[What you have to do] Gather each line containing the string "this" from these entries.

[Items]
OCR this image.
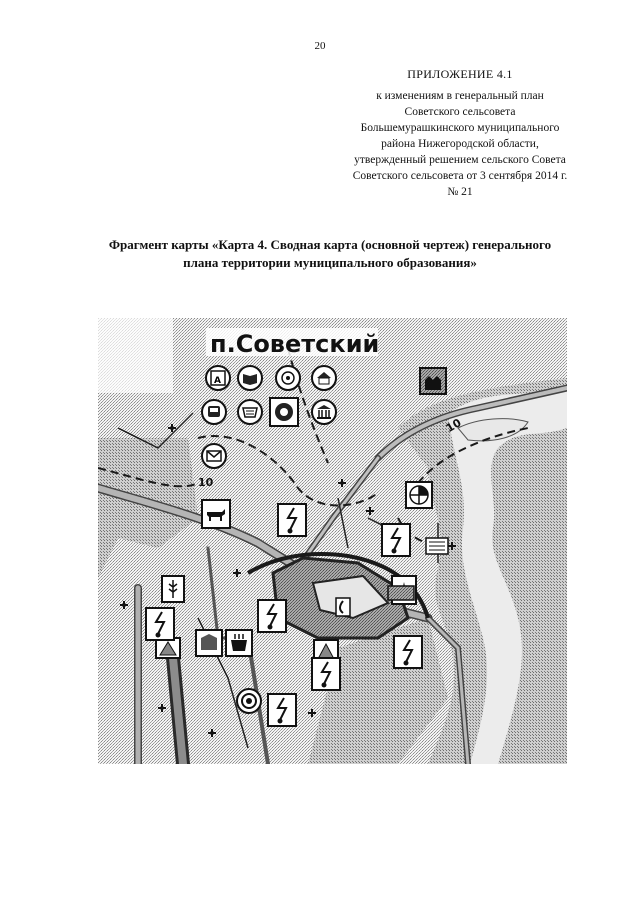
20
ПРИЛОЖЕНИЕ 4.1
к изменениям в генеральный план
Советского сельсовета
Большемурашкинского муниципального
района Нижегородской области,
утвержденный решением сельского Совета
Советского сельсовета от 3 сентября 2014 г.
№ 21
Фрагмент карты «Карта 4. Сводная карта (основной чертеж) генерального
плана территории муниципального образования»
10
10
п.Советский
A
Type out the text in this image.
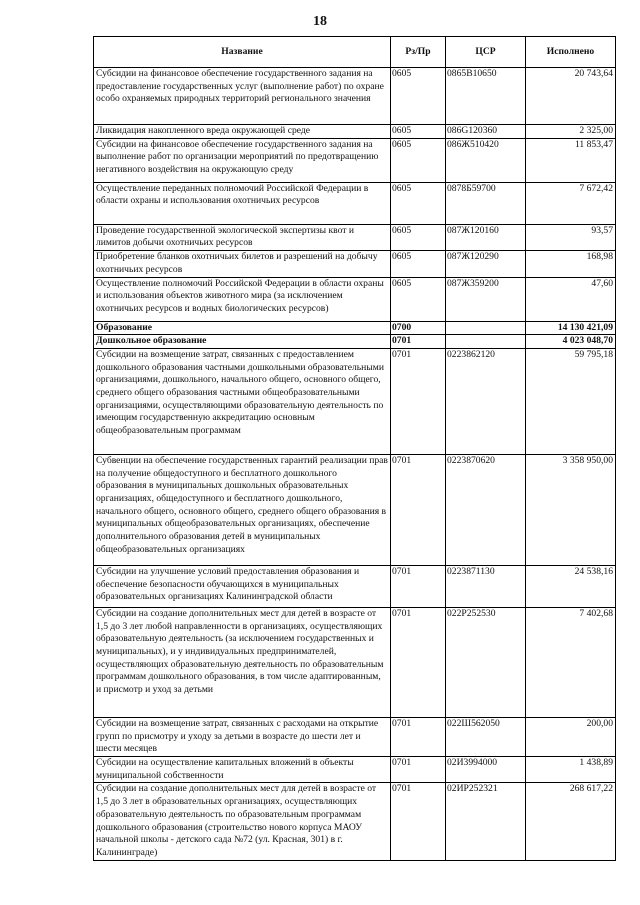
18
Название	Рз/Пр	ЦСР	Исполнено
Субсидии на финансовое обеспечение государственного задания на предоставление государственных услуг (выполнение работ) по охране особо охраняемых природных территорий регионального значения	0605	0865В10650	20 743,64
Ликвидация накопленного вреда окружающей среде	0605	086G120360	2 325,00
Субсидии на финансовое обеспечение государственного задания на выполнение работ по организации мероприятий по предотвращению негативного воздействия на окружающую среду	0605	086Ж510420	11 853,47
Осуществление переданных полномочий Российской Федерации в области охраны и использования охотничьих ресурсов	0605	0878Б59700	7 672,42
Проведение государственной экологической экспертизы квот и лимитов добычи охотничьих ресурсов	0605	087Ж120160	93,57
Приобретение бланков охотничьих билетов и разрешений на добычу охотничьих ресурсов	0605	087Ж120290	168,98
Осуществление полномочий Российской Федерации в области охраны и использования объектов животного мира (за исключением охотничьих ресурсов и водных биологических ресурсов)	0605	087Ж359200	47,60
Образование	0700		14 130 421,09
Дошкольное образование	0701		4 023 048,70
Субсидии на возмещение затрат, связанных с предоставлением дошкольного образования частными дошкольными образовательными организациями, дошкольного, начального общего, основного общего, среднего общего образования частными общеобразовательными организациями, осуществляющими образовательную деятельность по имеющим государственную аккредитацию основным общеобразовательным программам	0701	0223862120	59 795,18
Субвенции на обеспечение государственных гарантий реализации прав на получение общедоступного и бесплатного дошкольного образования в муниципальных дошкольных образовательных организациях, общедоступного и бесплатного дошкольного, начального общего, основного общего, среднего общего образования в муниципальных общеобразовательных организациях, обеспечение дополнительного образования детей в муниципальных общеобразовательных организациях	0701	0223870620	3 358 950,00
Субсидии на улучшение условий предоставления образования и обеспечение безопасности обучающихся в муниципальных образовательных организациях Калининградской области	0701	0223871130	24 538,16
Субсидии на создание дополнительных мест для детей в возрасте от 1,5 до 3 лет любой направленности в организациях, осуществляющих образовательную деятельность (за исключением государственных и муниципальных), и у индивидуальных предпринимателей, осуществляющих образовательную деятельность по образовательным программам дошкольного образования, в том числе адаптированным, и присмотр и уход за детьми	0701	022P252530	7 402,68
Субсидии на возмещение затрат, связанных с расходами на открытие групп по присмотру и уходу за детьми в возрасте до шести лет и шести месяцев	0701	022Ш562050	200,00
Субсидии на осуществление капитальных вложений в объекты муниципальной собственности	0701	02И3994000	1 438,89
Субсидии на создание дополнительных мест для детей в возрасте от 1,5 до 3 лет в образовательных организациях, осуществляющих образовательную деятельность по образовательным программам дошкольного образования (строительство нового корпуса МАОУ начальной школы - детского сада №72 (ул. Красная, 301) в г. Калининграде)	0701	02ИР252321	268 617,22
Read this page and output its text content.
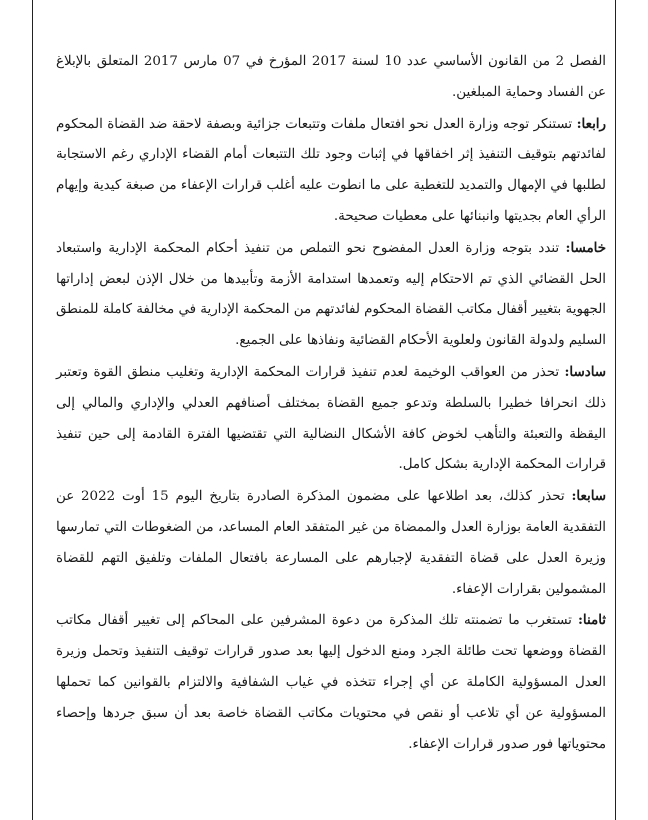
الفصل 2 من القانون الأساسي عدد 10 لسنة 2017 المؤرخ في 07 مارس 2017 المتعلق بالإبلاغ عن الفساد وحماية المبلغين.

رابعا: تستنكر توجه وزارة العدل نحو افتعال ملفات وتتبعات جزائية وبصفة لاحقة ضد القضاة المحكوم لفائدتهم بتوقيف التنفيذ إثر اخفاقها في إثبات وجود تلك التتبعات أمام القضاء الإداري رغم الاستجابة لطلبها في الإمهال والتمديد للتغطية على ما انطوت عليه أغلب قرارات الإعفاء من صبغة كيدية وإيهام الرأي العام بجديتها وانبنائها على معطيات صحيحة.

خامسا: تندد بتوجه وزارة العدل المفضوح نحو التملص من تنفيذ أحكام المحكمة الإدارية واستبعاد الحل القضائي الذي تم الاحتكام إليه وتعمدها استدامة الأزمة وتأبيدها من خلال الإذن لبعض إداراتها الجهوية بتغيير أقفال مكاتب القضاة المحكوم لفائدتهم من المحكمة الإدارية في مخالفة كاملة للمنطق السليم ولدولة القانون ولعلوية الأحكام القضائية ونفاذها على الجميع.

سادسا: تحذر من العواقب الوخيمة لعدم تنفيذ قرارات المحكمة الإدارية وتغليب منطق القوة وتعتبر ذلك انحرافا خطيرا بالسلطة وتدعو جميع القضاة بمختلف أصنافهم العدلي والإداري والمالي إلى اليقظة والتعبئة والتأهب لخوض كافة الأشكال النضالية التي تقتضيها الفترة القادمة إلى حين تنفيذ قرارات المحكمة الإدارية بشكل كامل.

سابعا: تحذر كذلك، بعد اطلاعها على مضمون المذكرة الصادرة بتاريخ اليوم 15 أوت 2022 عن التفقدية العامة بوزارة العدل والممضاة من غير المتفقد العام المساعد، من الضغوطات التي تمارسها وزيرة العدل على قضاة التفقدية لإجبارهم على المسارعة بافتعال الملفات وتلفيق التهم للقضاة المشمولين بقرارات الإعفاء.

ثامنا: تستغرب ما تضمنته تلك المذكرة من دعوة المشرفين على المحاكم إلى تغيير أقفال مكاتب القضاة ووضعها تحت طائلة الجرد ومنع الدخول إليها بعد صدور قرارات توقيف التنفيذ وتحمل وزيرة العدل المسؤولية الكاملة عن أي إجراء تتخذه في غياب الشفافية والالتزام بالقوانين كما تحملها المسؤولية عن أي تلاعب أو نقص في محتويات مكاتب القضاة خاصة بعد أن سبق جردها وإحصاء محتوياتها فور صدور قرارات الإعفاء.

[Full answer]
OCR this image.
Type out the text in this image.
Read this page and output its text content.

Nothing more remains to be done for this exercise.